▸ **PROMPT**: Reproduce the listing exactly and skip over any pictures.

▸ **THE DATA**:
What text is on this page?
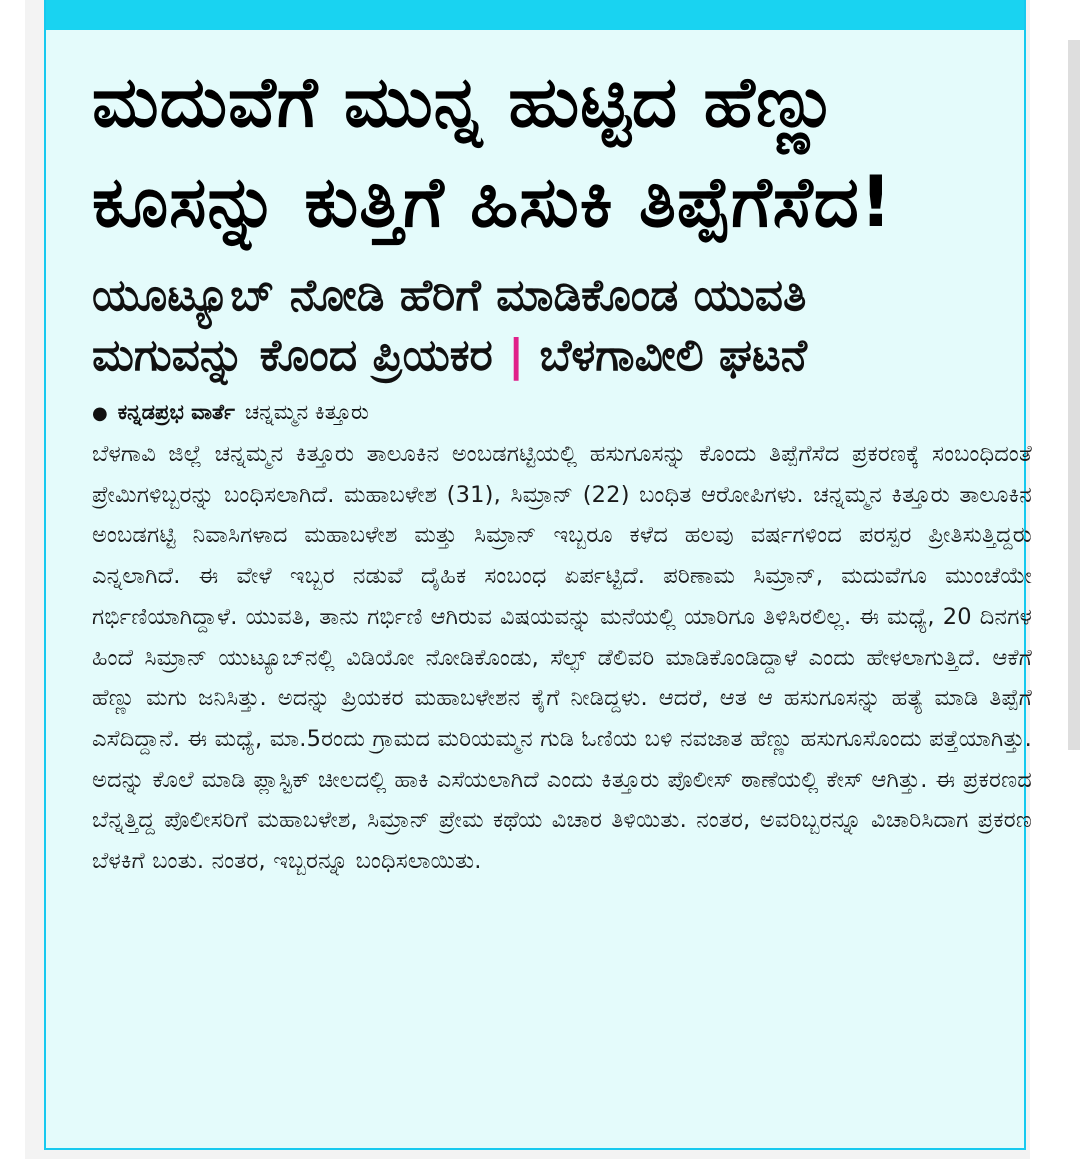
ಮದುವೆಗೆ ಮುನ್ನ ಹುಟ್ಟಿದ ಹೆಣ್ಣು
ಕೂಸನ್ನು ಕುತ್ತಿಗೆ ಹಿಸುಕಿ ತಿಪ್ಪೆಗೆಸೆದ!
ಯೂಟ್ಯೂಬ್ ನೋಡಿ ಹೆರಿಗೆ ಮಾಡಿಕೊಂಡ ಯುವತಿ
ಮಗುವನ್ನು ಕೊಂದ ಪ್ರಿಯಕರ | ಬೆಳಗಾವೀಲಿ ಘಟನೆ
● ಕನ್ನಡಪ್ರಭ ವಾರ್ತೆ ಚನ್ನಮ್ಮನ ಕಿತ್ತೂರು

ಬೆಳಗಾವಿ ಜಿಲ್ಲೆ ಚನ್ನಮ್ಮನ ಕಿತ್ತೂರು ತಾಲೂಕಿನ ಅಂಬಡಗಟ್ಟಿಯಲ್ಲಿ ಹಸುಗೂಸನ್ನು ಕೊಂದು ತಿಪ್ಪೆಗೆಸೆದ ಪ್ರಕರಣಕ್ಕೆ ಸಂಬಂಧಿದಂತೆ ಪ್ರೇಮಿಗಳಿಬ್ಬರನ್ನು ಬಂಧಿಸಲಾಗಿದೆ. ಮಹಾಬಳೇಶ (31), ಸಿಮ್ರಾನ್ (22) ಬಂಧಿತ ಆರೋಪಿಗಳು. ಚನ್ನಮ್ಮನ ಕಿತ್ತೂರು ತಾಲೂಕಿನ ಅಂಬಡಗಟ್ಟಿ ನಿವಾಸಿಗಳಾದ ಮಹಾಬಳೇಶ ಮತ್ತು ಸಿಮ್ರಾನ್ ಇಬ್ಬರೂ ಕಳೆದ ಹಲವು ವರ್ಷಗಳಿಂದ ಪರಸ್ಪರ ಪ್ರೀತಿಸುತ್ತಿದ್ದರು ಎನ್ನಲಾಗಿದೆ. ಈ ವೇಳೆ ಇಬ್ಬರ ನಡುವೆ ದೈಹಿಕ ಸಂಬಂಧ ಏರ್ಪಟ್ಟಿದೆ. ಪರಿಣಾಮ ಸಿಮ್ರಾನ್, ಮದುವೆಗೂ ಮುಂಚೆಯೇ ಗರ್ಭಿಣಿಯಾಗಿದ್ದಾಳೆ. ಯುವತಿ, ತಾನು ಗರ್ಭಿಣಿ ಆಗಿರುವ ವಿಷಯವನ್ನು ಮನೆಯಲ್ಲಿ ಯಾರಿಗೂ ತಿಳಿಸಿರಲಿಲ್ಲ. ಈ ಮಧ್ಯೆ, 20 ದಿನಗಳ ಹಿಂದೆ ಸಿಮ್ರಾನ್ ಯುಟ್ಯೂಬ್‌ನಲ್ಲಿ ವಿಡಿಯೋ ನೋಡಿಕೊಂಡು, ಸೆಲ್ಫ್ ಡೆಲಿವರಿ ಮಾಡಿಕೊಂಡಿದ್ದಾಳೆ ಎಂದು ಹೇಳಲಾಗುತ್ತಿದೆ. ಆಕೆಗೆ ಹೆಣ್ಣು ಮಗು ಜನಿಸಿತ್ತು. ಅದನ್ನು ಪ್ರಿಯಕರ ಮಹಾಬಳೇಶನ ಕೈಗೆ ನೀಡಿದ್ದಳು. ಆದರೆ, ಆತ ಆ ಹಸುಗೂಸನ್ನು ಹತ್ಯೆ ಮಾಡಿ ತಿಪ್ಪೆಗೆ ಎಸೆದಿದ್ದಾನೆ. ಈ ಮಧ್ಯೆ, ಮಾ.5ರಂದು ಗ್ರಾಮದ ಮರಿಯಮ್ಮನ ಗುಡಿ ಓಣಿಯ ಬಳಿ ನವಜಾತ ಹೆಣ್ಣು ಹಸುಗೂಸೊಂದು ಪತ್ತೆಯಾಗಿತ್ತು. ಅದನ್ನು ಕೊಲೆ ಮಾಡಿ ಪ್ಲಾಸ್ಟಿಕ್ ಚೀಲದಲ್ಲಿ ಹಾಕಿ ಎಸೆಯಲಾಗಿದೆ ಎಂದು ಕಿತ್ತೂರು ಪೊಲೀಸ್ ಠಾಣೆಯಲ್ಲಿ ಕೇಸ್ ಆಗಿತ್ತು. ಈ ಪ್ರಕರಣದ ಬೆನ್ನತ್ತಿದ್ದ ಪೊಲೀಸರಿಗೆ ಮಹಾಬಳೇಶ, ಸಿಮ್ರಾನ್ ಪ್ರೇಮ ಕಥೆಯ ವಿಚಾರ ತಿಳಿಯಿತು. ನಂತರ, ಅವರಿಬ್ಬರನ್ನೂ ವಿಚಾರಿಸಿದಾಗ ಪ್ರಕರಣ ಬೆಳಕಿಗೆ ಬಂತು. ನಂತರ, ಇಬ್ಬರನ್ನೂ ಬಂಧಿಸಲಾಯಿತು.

▸ **ANSWER TO THE PROBLEM**:
What text is on this page?
ಮದುವೆಗೆ ಮುನ್ನ ಹುಟ್ಟಿದ ಹೆಣ್ಣು
ಕೂಸನ್ನು ಕುತ್ತಿಗೆ ಹಿಸುಕಿ ತಿಪ್ಪೆಗೆಸೆದ!
ಯೂಟ್ಯೂಬ್ ನೋಡಿ ಹೆರಿಗೆ ಮಾಡಿಕೊಂಡ ಯುವತಿ
ಮಗುವನ್ನು ಕೊಂದ ಪ್ರಿಯಕರ | ಬೆಳಗಾವೀಲಿ ಘಟನೆ
● ಕನ್ನಡಪ್ರಭ ವಾರ್ತೆ ಚನ್ನಮ್ಮನ ಕಿತ್ತೂರು

ಬೆಳಗಾವಿ ಜಿಲ್ಲೆ ಚನ್ನಮ್ಮನ ಕಿತ್ತೂರು ತಾಲೂಕಿನ ಅಂಬಡಗಟ್ಟಿಯಲ್ಲಿ ಹಸುಗೂಸನ್ನು ಕೊಂದು ತಿಪ್ಪೆಗೆಸೆದ ಪ್ರಕರಣಕ್ಕೆ ಸಂಬಂಧಿದಂತೆ ಪ್ರೇಮಿಗಳಿಬ್ಬರನ್ನು ಬಂಧಿಸಲಾಗಿದೆ. ಮಹಾಬಳೇಶ (31), ಸಿಮ್ರಾನ್ (22) ಬಂಧಿತ ಆರೋಪಿಗಳು. ಚನ್ನಮ್ಮನ ಕಿತ್ತೂರು ತಾಲೂಕಿನ ಅಂಬಡಗಟ್ಟಿ ನಿವಾಸಿಗಳಾದ ಮಹಾಬಳೇಶ ಮತ್ತು ಸಿಮ್ರಾನ್ ಇಬ್ಬರೂ ಕಳೆದ ಹಲವು ವರ್ಷಗಳಿಂದ ಪರಸ್ಪರ ಪ್ರೀತಿಸುತ್ತಿದ್ದರು ಎನ್ನಲಾಗಿದೆ. ಈ ವೇಳೆ ಇಬ್ಬರ ನಡುವೆ ದೈಹಿಕ ಸಂಬಂಧ ಏರ್ಪಟ್ಟಿದೆ. ಪರಿಣಾಮ ಸಿಮ್ರಾನ್, ಮದುವೆಗೂ ಮುಂಚೆಯೇ ಗರ್ಭಿಣಿಯಾಗಿದ್ದಾಳೆ. ಯುವತಿ, ತಾನು ಗರ್ಭಿಣಿ ಆಗಿರುವ ವಿಷಯವನ್ನು ಮನೆಯಲ್ಲಿ ಯಾರಿಗೂ ತಿಳಿಸಿರಲಿಲ್ಲ. ಈ ಮಧ್ಯೆ, 20 ದಿನಗಳ ಹಿಂದೆ ಸಿಮ್ರಾನ್ ಯುಟ್ಯೂಬ್‌ನಲ್ಲಿ ವಿಡಿಯೋ ನೋಡಿಕೊಂಡು, ಸೆಲ್ಫ್ ಡೆಲಿವರಿ ಮಾಡಿಕೊಂಡಿದ್ದಾಳೆ ಎಂದು ಹೇಳಲಾಗುತ್ತಿದೆ. ಆಕೆಗೆ ಹೆಣ್ಣು ಮಗು ಜನಿಸಿತ್ತು. ಅದನ್ನು ಪ್ರಿಯಕರ ಮಹಾಬಳೇಶನ ಕೈಗೆ ನೀಡಿದ್ದಳು. ಆದರೆ, ಆತ ಆ ಹಸುಗೂಸನ್ನು ಹತ್ಯೆ ಮಾಡಿ ತಿಪ್ಪೆಗೆ ಎಸೆದಿದ್ದಾನೆ. ಈ ಮಧ್ಯೆ, ಮಾ.5ರಂದು ಗ್ರಾಮದ ಮರಿಯಮ್ಮನ ಗುಡಿ ಓಣಿಯ ಬಳಿ ನವಜಾತ ಹೆಣ್ಣು ಹಸುಗೂಸೊಂದು ಪತ್ತೆಯಾಗಿತ್ತು. ಅದನ್ನು ಕೊಲೆ ಮಾಡಿ ಪ್ಲಾಸ್ಟಿಕ್ ಚೀಲದಲ್ಲಿ ಹಾಕಿ ಎಸೆಯಲಾಗಿದೆ ಎಂದು ಕಿತ್ತೂರು ಪೊಲೀಸ್ ಠಾಣೆಯಲ್ಲಿ ಕೇಸ್ ಆಗಿತ್ತು. ಈ ಪ್ರಕರಣದ ಬೆನ್ನತ್ತಿದ್ದ ಪೊಲೀಸರಿಗೆ ಮಹಾಬಳೇಶ, ಸಿಮ್ರಾನ್ ಪ್ರೇಮ ಕಥೆಯ ವಿಚಾರ ತಿಳಿಯಿತು. ನಂತರ, ಅವರಿಬ್ಬರನ್ನೂ ವಿಚಾರಿಸಿದಾಗ ಪ್ರಕರಣ ಬೆಳಕಿಗೆ ಬಂತು. ನಂತರ, ಇಬ್ಬರನ್ನೂ ಬಂಧಿಸಲಾಯಿತು.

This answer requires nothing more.